* **Document section**:
★ ★ ★ ★ ★ ★ ★
Maybe the home depot reverse aging ray didn't hit every store.
@3drage: I am the savy friend. :-) The occasion that sticks in my head is when I needed a phone headset with an rj9 plug. When I asked if they had a headset with that config (first I had to explain what an rj9 plug looks like) the clerk started looking at the back of the boxes. IIRC none of them mentioned what kind of plug they used. I don't expect MSCE help, but again, it would be nice if somebody knew something/anything beyond what was written on the outside of a given box. Hire somebody with skills beyond text messaging.
I really *hate* being 'managed'! It's one of life's great pet peeves for me. Once in a while I get busy needing something from a hardware store. I think to myself, "Home Depot will have it". I run inside, grab what I need and get to the checkout. It's then, that I remember I really *hate* Home Depot. Nothing personal, but when a store has NO live customer checkout assistance and my only choice is to be 'managed' through an automated customer assistance fucking checkout station, or 'ACAFCS' for short... This invokes an emotional response. Immediately I drop my stuff, I tell the clerk standing there like a traffic cop that I want real people to help me. Anyway Home Depot's prices haven't been that great in like, since for ever. So why be managed?!
So now some aspiring VP at Staples has come up with another way to piss me off while shopping. I can talk to some guy in India, who has no clue what a floppy disk is, or why it's not on his list, or why it is that some stupid born in the '90s programmer who has never seen anything other than the $400 dollar Dell Workstation that didn't come with a floppy, to save money... I'd just go find a live person in the back. If there wasn't one taking a coffee / cigarette break, somewhere behind the store and all we have left is a bunch of kiosks, then maybe I'll bring a nice cardboard box with some printed words on it that says 'Customer Kiosk' , with a little flashing LED on the top of it and leave it standing in line... Maybe someday stores will provide customers with an 'Inline Customer Therapist' so we can have someone to talk to while we are being 'managed'. But I digress...
★ ★ ★ ★ ★ ★ ★
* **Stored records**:
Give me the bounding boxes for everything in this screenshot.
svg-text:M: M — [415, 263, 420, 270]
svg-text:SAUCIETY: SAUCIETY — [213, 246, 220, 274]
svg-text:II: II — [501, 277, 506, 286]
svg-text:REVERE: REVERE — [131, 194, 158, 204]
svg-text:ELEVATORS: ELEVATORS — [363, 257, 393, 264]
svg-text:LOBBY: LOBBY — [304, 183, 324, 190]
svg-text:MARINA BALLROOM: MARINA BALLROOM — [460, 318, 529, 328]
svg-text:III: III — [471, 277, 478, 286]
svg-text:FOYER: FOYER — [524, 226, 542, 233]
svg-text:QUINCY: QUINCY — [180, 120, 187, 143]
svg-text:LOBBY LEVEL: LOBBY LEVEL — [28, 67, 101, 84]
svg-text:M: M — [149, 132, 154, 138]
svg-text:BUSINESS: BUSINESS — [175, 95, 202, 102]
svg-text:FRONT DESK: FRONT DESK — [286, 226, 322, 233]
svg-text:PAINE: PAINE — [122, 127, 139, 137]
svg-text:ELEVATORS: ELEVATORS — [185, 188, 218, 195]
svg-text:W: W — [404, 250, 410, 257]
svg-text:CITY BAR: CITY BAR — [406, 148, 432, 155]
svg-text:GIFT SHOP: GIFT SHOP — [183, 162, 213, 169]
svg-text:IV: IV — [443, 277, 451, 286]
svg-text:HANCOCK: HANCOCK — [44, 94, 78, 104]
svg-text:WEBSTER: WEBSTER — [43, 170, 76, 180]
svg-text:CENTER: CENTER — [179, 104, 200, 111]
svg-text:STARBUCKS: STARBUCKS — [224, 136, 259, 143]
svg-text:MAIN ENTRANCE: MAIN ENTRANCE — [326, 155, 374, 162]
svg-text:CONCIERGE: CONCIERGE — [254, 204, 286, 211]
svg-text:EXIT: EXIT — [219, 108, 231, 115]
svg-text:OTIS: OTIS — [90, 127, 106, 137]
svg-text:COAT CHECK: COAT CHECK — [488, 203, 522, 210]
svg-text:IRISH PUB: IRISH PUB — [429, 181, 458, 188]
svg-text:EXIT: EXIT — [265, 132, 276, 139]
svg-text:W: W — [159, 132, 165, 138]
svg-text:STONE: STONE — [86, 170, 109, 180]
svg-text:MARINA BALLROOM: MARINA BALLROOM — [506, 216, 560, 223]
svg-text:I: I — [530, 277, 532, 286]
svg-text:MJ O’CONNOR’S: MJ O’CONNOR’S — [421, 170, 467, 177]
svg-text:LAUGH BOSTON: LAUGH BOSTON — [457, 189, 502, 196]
★ ★ ★ ★ ★ ★ ★
* **Problems to work on**:
• A. In the comments about shopping at Home Depot and Staples, what kind of plug did the needed phone headset have?
• B. Pick up the comments about shopping at Home Depot and Staples right after their last sentence and keep writing.

* **Responses to the tasks**:
• A. An rj9 plug.

• B.
Good: can focus on training a smaller corps of reps who really know the product
Bad: Remoteness of reps reduces human touch, makes them less sensitive to customer needs
Good: store employees can focus on running registers and stocking the product
Bad: store employees will get stupider, and say "go ask the kiosk"
Good: a chain-wide pool of reps will balance the extremes -- stores with low utilization will not have wasted employee time, stores with high utilization will have access to a wider pool to handle peaks
Bad: Staples will squeeze the profit from this efficiency of a shared pool and not staff to peak times. Hundreds of people queuing up chain-wide for a small number of reps.
Good: Consistency in customer service across the chain
Bad: Uniformly poor service possible now.
Good: A successful implementation could mean an improvement to customer service at other stores and industries through similar means
Bad: If customers swallow it even if it is worse, everyone else will adopt it anyway. Even if Staples does a good job with it, Best Buy might completely screw up their version, for instance (can you imagine?)
"Forgive my skepticism. Once they get the thing tested and working properly, it will become a standard staff reduction tool similar to the self-checkout stands. Maybe not for Staples, and maybe not at first. But soon, and for the rest of our lives."
Bingo!
What I'm trying to figure out is, when American business finally achieves its wet dream of eliminating all employees, who will have any money to spend on their goods and services?




















What's going to stop them or other stores from doing a video feed to India?
Besides I'll feel like a dork talking to a tv screen.